**Set exercise**
Check each line of the data below for the word "text", then extract the ones that have it.

**Records for processing**
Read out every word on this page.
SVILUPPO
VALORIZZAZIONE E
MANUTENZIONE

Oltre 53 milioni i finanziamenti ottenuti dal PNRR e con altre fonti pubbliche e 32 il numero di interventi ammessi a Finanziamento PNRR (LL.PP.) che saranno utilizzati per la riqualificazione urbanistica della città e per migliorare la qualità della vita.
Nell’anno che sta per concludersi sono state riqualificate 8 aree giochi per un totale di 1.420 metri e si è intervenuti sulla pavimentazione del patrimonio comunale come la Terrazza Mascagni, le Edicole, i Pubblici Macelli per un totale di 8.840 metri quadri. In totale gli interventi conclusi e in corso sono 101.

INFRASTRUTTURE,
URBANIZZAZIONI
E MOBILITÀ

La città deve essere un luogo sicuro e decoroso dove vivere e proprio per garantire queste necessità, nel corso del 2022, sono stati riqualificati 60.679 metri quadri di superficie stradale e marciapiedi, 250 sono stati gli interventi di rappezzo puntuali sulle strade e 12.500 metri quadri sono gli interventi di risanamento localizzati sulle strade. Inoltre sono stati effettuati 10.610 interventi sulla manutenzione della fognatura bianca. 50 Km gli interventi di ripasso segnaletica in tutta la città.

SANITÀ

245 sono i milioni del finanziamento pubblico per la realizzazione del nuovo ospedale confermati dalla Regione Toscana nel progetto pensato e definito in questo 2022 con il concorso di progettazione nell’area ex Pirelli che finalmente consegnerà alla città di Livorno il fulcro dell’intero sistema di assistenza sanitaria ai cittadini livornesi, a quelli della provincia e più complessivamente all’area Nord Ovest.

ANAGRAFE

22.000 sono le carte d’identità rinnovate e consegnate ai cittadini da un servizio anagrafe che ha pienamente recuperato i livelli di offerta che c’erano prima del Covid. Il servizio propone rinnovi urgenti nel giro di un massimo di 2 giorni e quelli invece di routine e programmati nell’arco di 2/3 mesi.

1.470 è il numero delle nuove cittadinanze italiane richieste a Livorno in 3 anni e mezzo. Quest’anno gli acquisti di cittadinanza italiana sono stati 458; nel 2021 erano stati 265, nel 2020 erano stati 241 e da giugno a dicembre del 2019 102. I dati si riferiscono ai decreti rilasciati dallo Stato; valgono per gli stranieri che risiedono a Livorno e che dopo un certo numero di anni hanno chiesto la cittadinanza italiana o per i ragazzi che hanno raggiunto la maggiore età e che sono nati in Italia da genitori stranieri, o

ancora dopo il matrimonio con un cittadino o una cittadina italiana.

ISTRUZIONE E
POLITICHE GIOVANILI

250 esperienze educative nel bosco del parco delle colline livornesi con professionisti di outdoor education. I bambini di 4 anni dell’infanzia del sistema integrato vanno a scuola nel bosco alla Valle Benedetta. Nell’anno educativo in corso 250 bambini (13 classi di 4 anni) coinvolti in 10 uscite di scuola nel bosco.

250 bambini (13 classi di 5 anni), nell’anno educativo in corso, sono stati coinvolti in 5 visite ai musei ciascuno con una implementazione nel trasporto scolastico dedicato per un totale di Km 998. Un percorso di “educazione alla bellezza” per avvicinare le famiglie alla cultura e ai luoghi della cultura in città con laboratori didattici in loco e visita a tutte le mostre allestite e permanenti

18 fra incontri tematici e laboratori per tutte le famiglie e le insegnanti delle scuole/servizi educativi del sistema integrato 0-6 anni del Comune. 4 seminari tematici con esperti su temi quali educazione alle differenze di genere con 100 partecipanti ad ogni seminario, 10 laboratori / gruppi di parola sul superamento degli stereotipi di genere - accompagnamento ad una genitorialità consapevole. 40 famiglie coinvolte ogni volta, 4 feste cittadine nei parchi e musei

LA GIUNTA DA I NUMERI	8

--

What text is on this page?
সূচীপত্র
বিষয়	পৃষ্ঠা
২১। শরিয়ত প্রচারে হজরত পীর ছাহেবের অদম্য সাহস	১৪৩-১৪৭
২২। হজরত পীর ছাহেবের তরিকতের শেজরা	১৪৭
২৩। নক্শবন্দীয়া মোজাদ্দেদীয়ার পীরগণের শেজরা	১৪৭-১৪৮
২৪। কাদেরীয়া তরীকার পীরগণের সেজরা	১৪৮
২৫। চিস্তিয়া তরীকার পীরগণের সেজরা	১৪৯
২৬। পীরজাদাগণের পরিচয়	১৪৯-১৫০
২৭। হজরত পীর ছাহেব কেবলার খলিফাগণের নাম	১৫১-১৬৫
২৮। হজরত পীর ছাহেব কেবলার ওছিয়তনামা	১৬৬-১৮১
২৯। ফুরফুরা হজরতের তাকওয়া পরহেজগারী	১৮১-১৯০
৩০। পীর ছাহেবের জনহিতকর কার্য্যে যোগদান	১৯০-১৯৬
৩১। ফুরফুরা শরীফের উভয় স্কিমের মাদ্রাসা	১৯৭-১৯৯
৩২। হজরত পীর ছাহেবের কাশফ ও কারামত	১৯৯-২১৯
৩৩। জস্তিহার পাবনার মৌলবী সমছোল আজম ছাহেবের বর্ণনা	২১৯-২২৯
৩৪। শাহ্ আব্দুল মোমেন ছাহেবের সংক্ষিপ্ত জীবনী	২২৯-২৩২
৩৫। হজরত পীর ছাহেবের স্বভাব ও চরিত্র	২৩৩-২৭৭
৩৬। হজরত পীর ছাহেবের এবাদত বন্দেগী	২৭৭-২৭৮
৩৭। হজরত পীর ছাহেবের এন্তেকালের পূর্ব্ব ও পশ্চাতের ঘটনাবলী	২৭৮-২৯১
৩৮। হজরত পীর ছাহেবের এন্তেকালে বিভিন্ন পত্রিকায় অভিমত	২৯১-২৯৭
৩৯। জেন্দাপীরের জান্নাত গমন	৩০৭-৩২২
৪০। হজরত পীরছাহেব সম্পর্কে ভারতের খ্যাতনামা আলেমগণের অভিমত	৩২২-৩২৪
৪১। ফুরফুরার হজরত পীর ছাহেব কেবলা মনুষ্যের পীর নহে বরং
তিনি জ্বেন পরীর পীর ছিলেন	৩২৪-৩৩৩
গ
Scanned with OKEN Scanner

--

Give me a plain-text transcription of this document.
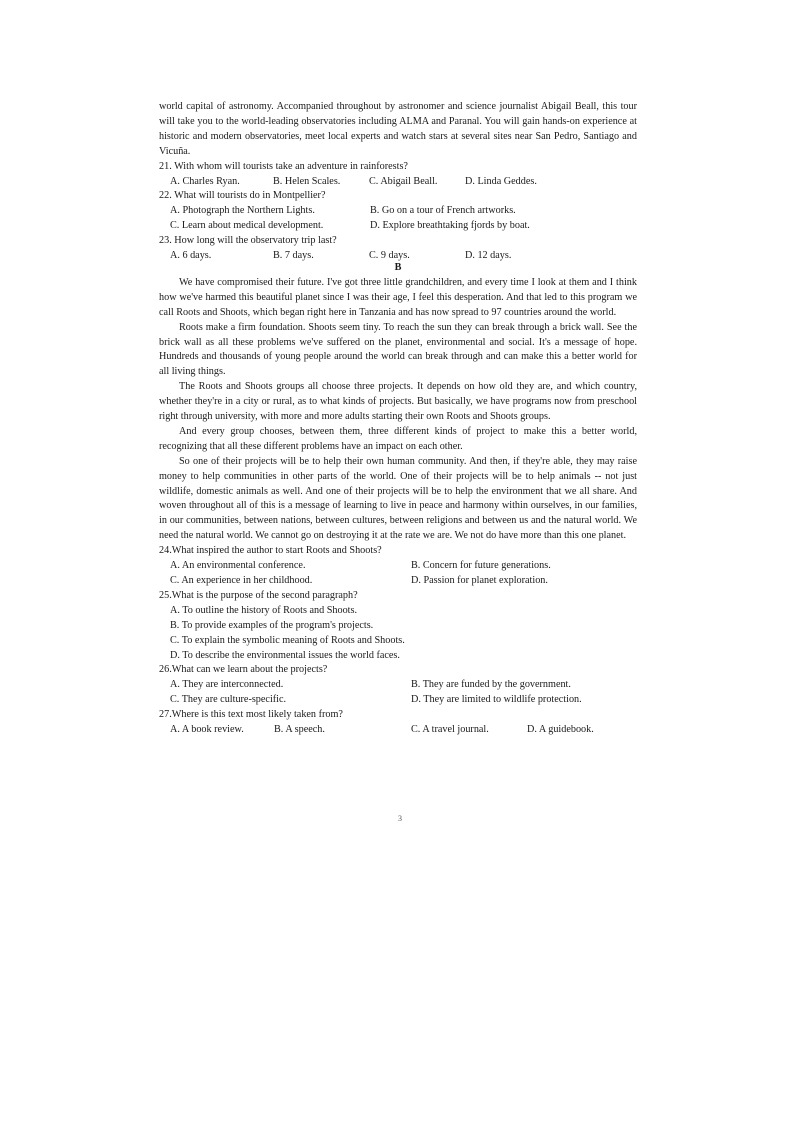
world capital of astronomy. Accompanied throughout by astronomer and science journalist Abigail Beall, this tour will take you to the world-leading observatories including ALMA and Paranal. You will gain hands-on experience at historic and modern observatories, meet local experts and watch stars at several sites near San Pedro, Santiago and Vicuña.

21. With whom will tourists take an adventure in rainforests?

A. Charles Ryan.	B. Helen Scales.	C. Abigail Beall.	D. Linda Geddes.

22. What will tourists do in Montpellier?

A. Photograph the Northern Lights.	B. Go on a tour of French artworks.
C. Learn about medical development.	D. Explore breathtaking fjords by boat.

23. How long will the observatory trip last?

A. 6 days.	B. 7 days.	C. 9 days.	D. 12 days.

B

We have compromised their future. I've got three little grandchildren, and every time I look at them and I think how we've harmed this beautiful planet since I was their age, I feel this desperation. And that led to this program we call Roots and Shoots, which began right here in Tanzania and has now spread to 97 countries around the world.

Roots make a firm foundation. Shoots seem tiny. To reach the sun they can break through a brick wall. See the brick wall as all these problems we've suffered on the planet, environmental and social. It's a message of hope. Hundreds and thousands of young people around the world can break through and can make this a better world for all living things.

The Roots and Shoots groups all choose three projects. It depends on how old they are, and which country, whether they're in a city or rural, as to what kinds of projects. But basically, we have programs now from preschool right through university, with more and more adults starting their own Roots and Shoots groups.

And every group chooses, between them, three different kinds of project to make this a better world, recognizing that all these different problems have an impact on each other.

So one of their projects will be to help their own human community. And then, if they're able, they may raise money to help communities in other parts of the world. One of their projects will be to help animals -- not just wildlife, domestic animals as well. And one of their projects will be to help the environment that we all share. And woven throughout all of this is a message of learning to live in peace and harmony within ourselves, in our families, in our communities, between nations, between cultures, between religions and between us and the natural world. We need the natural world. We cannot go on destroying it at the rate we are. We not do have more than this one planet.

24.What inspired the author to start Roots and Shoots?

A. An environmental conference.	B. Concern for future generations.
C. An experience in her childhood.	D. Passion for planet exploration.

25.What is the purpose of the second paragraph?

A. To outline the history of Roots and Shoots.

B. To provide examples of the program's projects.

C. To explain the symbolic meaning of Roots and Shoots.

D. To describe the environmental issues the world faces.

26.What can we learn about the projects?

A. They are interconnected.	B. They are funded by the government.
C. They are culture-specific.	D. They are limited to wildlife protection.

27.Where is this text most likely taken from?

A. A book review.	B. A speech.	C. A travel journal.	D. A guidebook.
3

**Result**
What text is on this page?
Give me a plain-text transcription of this document.
27.Where is this text most likely taken from?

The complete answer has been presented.